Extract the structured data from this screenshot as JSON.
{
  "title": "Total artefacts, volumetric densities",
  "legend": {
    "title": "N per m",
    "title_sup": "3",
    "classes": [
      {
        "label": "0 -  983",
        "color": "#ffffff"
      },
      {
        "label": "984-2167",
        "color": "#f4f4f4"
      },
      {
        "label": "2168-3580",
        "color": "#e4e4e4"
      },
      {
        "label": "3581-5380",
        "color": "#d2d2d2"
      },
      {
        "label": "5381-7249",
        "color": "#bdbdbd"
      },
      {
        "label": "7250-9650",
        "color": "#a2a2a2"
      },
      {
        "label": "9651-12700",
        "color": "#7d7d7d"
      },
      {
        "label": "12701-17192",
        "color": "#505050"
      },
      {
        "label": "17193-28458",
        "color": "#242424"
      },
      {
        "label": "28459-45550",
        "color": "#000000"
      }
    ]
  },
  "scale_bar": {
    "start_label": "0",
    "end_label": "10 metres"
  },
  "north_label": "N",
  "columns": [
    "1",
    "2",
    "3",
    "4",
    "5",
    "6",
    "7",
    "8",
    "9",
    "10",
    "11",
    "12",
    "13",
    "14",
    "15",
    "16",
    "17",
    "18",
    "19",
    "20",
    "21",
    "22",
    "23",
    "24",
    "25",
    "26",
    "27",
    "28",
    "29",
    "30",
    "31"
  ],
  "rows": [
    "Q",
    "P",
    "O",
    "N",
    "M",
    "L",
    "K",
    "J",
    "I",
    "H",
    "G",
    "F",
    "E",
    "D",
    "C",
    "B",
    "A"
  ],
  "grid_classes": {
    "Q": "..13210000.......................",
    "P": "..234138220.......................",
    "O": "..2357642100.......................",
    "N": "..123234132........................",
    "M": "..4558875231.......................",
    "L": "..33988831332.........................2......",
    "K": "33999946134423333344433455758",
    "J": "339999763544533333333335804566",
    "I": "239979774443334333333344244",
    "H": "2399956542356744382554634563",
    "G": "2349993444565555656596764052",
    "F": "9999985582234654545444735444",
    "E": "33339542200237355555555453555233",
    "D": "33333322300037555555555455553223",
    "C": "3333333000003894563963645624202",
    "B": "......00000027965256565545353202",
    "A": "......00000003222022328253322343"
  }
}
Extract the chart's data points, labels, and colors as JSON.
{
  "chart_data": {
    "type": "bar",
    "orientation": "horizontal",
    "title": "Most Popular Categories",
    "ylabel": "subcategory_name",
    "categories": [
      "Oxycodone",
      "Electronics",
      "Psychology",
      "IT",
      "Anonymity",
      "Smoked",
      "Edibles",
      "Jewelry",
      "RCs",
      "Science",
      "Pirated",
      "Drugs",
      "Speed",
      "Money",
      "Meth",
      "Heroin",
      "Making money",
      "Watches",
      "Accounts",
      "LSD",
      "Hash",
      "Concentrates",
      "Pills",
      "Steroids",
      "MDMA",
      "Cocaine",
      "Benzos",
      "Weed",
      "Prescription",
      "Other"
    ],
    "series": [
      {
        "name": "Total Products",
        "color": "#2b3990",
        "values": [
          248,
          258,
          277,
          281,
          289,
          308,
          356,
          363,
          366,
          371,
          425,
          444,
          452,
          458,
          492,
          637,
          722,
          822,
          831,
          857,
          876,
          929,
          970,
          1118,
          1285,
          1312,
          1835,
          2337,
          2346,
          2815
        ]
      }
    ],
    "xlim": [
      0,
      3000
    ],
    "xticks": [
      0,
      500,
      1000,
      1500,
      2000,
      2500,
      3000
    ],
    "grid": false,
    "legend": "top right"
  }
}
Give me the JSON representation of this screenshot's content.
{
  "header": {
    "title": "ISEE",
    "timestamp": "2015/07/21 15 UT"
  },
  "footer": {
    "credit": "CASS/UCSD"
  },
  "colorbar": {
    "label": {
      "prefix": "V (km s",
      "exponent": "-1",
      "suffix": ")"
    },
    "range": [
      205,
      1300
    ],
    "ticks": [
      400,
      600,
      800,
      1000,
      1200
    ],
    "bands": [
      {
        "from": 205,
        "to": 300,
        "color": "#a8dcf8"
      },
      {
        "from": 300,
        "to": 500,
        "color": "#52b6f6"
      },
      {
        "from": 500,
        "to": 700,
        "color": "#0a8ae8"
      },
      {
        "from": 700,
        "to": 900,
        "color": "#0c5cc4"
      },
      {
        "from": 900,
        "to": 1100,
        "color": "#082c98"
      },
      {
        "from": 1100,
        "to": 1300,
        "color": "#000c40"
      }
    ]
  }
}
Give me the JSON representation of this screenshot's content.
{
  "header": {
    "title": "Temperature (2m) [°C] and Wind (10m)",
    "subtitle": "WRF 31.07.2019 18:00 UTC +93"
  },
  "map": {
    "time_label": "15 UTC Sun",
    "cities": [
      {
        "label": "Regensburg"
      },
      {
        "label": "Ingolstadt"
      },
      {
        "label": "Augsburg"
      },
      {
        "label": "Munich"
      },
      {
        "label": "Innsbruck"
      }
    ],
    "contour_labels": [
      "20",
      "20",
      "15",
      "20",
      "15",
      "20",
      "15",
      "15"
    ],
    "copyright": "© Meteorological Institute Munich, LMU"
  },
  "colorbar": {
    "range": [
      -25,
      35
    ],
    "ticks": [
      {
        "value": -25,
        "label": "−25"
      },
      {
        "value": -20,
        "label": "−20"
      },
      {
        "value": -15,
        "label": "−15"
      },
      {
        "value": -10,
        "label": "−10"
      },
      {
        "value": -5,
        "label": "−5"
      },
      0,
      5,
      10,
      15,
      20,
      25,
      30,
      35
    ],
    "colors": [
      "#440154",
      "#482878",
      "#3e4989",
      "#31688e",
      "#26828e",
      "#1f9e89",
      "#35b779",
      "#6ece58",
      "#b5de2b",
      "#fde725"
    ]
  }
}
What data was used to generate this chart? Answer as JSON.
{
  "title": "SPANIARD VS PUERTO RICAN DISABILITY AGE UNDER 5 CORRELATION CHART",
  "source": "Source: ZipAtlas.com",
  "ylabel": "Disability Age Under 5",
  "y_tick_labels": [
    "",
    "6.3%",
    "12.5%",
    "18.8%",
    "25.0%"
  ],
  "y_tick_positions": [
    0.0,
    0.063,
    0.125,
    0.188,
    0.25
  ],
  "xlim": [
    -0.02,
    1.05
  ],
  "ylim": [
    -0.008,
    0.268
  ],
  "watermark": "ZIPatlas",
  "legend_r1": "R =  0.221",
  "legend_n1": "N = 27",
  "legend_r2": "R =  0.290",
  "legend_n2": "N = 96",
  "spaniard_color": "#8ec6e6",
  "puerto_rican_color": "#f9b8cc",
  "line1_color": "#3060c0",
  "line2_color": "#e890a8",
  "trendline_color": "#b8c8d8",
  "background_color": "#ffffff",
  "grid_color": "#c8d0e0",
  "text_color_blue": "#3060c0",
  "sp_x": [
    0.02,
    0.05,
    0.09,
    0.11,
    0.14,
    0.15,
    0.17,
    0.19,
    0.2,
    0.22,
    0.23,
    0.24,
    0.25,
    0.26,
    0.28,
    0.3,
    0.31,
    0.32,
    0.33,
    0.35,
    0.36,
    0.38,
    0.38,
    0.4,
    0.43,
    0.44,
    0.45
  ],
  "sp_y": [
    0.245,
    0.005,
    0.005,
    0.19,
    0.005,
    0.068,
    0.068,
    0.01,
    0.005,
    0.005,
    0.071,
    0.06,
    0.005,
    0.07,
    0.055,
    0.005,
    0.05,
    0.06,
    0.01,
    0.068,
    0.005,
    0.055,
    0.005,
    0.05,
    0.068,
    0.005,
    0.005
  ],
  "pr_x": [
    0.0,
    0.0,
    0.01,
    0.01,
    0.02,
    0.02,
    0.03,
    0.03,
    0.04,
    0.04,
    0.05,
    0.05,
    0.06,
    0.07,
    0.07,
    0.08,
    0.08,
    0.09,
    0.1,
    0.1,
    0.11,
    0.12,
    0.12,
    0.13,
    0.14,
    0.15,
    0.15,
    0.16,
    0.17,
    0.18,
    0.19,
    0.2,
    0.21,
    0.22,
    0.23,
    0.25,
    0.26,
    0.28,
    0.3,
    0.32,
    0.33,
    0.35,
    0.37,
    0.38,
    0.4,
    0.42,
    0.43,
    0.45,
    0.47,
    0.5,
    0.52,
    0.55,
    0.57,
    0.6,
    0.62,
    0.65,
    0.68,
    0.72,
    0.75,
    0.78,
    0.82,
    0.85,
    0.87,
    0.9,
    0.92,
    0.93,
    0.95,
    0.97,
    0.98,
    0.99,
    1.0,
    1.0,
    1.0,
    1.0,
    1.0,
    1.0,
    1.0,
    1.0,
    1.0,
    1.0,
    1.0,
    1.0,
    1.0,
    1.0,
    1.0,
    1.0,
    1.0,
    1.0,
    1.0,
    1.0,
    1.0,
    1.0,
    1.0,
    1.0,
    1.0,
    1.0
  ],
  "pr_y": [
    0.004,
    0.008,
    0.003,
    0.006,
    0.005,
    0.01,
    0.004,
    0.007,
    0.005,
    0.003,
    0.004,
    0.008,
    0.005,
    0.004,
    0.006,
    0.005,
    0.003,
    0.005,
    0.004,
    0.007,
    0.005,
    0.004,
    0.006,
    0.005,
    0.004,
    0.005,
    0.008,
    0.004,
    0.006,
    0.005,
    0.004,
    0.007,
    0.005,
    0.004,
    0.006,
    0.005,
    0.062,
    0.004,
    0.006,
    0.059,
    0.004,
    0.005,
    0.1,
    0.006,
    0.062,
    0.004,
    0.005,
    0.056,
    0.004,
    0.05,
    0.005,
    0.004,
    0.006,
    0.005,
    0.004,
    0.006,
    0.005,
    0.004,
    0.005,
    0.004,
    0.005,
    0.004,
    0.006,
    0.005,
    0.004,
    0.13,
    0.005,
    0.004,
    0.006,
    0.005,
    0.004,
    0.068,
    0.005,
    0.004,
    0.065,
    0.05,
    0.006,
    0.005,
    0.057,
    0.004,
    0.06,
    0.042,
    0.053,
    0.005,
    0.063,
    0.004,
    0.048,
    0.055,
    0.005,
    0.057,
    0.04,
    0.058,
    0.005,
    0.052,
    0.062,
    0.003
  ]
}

===

Which lines contain "colors"? Copy each of them out.

Extract the chart's data points, labels, and colors as JSON.
    "colors": [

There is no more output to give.